* **Goal of the exercise**
Using the records below, locate all lines containing "have" and return them.

Stored items
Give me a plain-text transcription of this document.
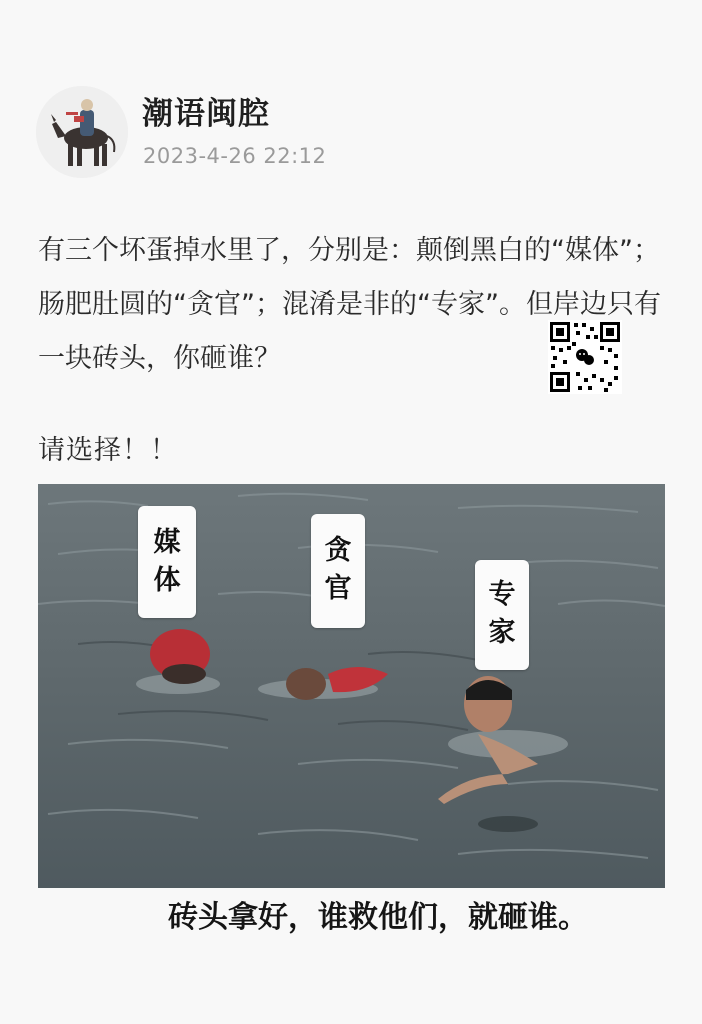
潮语闽腔
2023-4-26 22:12
有三个坏蛋掉水里了，分别是：颠倒黑白的“媒体”；肠肥肚圆的“贪官”；混淆是非的“专家”。但岸边只有一块砖头，你砸谁？
请选择！！
媒
体
贪
官	专
家
砖头拿好，谁救他们，就砸谁。
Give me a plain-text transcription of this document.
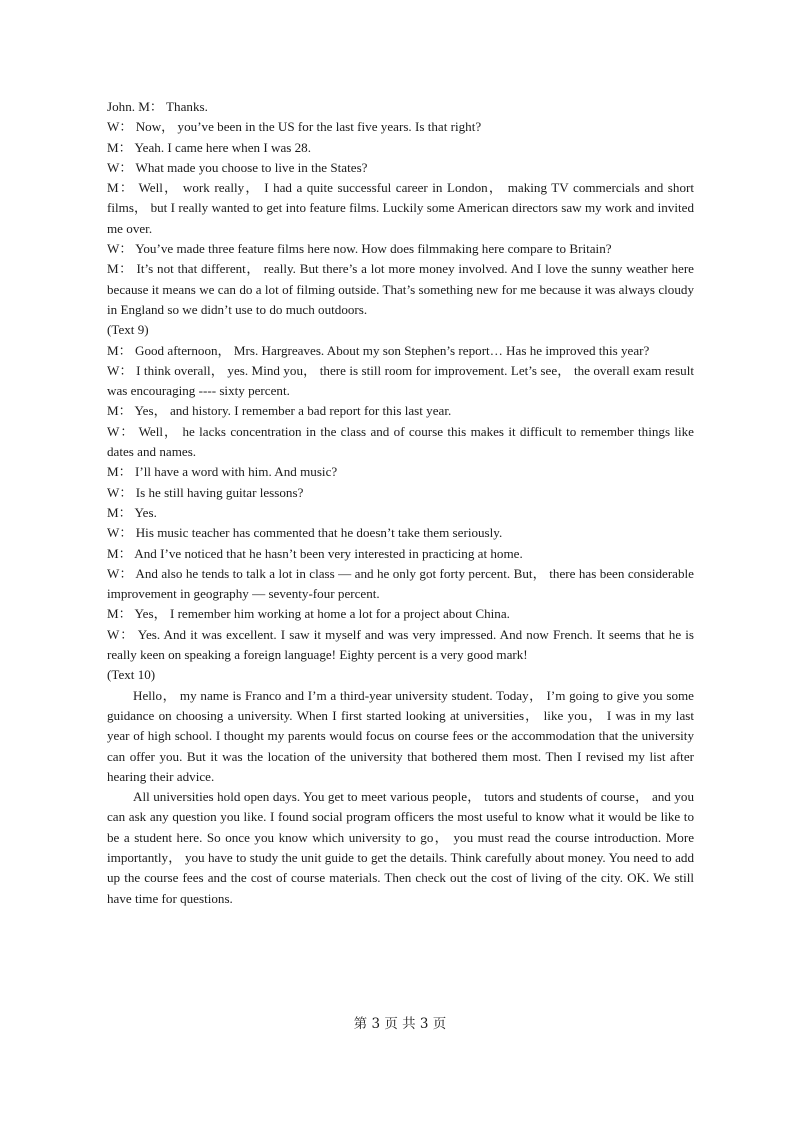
John. M： Thanks.

W： Now， you’ve been in the US for the last five years. Is that right?

M： Yeah. I came here when I was 28.

W： What made you choose to live in the States?

M： Well， work really， I had a quite successful career in London， making TV commercials and short films， but I really wanted to get into feature films. Luckily some American directors saw my work and invited me over.

W： You’ve made three feature films here now. How does filmmaking here compare to Britain?

M： It’s not that different， really. But there’s a lot more money involved. And I love the sunny weather here because it means we can do a lot of filming outside. That’s something new for me because it was always cloudy in England so we didn’t use to do much outdoors.

(Text 9)

M： Good afternoon， Mrs. Hargreaves. About my son Stephen’s report… Has he improved this year?

W： I think overall， yes. Mind you， there is still room for improvement. Let’s see， the overall exam result was encouraging ---- sixty percent.

M： Yes， and history. I remember a bad report for this last year.

W： Well， he lacks concentration in the class and of course this makes it difficult to remember things like dates and names.

M： I’ll have a word with him. And music?

W： Is he still having guitar lessons?

M： Yes.

W： His music teacher has commented that he doesn’t take them seriously.

M： And I’ve noticed that he hasn’t been very interested in practicing at home.

W： And also he tends to talk a lot in class — and he only got forty percent. But， there has been considerable improvement in geography — seventy-four percent.

M： Yes， I remember him working at home a lot for a project about China.

W： Yes. And it was excellent. I saw it myself and was very impressed. And now French. It seems that he is really keen on speaking a foreign language! Eighty percent is a very good mark!

(Text 10)

Hello， my name is Franco and I’m a third-year university student. Today， I’m going to give you some guidance on choosing a university. When I first started looking at universities， like you， I was in my last year of high school. I thought my parents would focus on course fees or the accommodation that the university can offer you. But it was the location of the university that bothered them most. Then I revised my list after hearing their advice.

All universities hold open days. You get to meet various people， tutors and students of course， and you can ask any question you like. I found social program officers the most useful to know what it would be like to be a student here. So once you know which university to go， you must read the course introduction. More importantly， you have to study the unit guide to get the details. Think carefully about money. You need to add up the course fees and the cost of course materials. Then check out the cost of living of the city. OK. We still have time for questions.

第 3 页 共 3 页
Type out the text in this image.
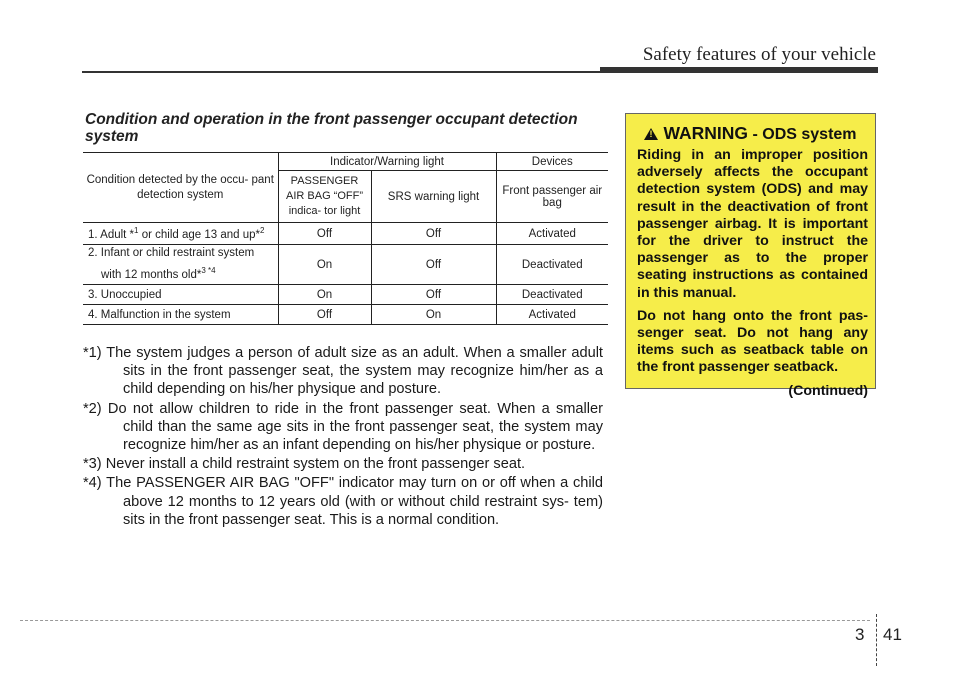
Safety features of your vehicle
Condition and operation in the front passenger occupant detection system
Condition detected by the occu- pant detection system	Indicator/Warning light		Devices
	PASSENGER AIR BAG “OFF” indica- tor light	SRS warning light	Front passenger air bag
1. Adult *$^1$ or child age 13 and up*$^2$	Off	Off	Activated
2. Infant or child restraint system
with 12 months old*$^3$ $^{*4}$	On	Off	Deactivated
3. Unoccupied	On	Off	Deactivated
4. Malfunction in the system	Off	On	Activated
*1) The system judges a person of adult size as an adult. When a smaller adult sits in the front passenger seat, the system may recognize him/her as a child depending on his/her physique and posture.
*2) Do not allow children to ride in the front passenger seat. When a smaller child than the same age sits in the front passenger seat, the system may recognize him/her as an infant depending on his/her physique or posture.
*3) Never install a child restraint system on the front passenger seat.
*4) The PASSENGER AIR BAG "OFF" indicator may turn on or off when a child above 12 months to 12 years old (with or without child restraint sys- tem) sits in the front passenger seat. This is a normal condition.
!WARNING - ODS system

Riding in an improper position adversely affects the occupant detection system (ODS) and may result in the deactivation of front passenger airbag. It is important for the driver to instruct the passenger as to the proper seating instructions as contained in this manual.

Do not hang onto the front pas- senger seat. Do not hang any items such as seatback table on the front passenger seatback.

(Continued)

3 41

* **Answer to this problem**
M： I’ll have a word with him. And music?
All universities hold open days. You get to meet various people， tutors and students of course， and you can ask any question you like. I found social program officers the most useful to know what it would be like to be a student here. So once you know which university to go， you must read the course introduction. More importantly， you have to study the unit guide to get the details. Think carefully about money. You need to add up the course fees and the cost of course materials. Then check out the cost of living of the city. OK. We still have time for questions.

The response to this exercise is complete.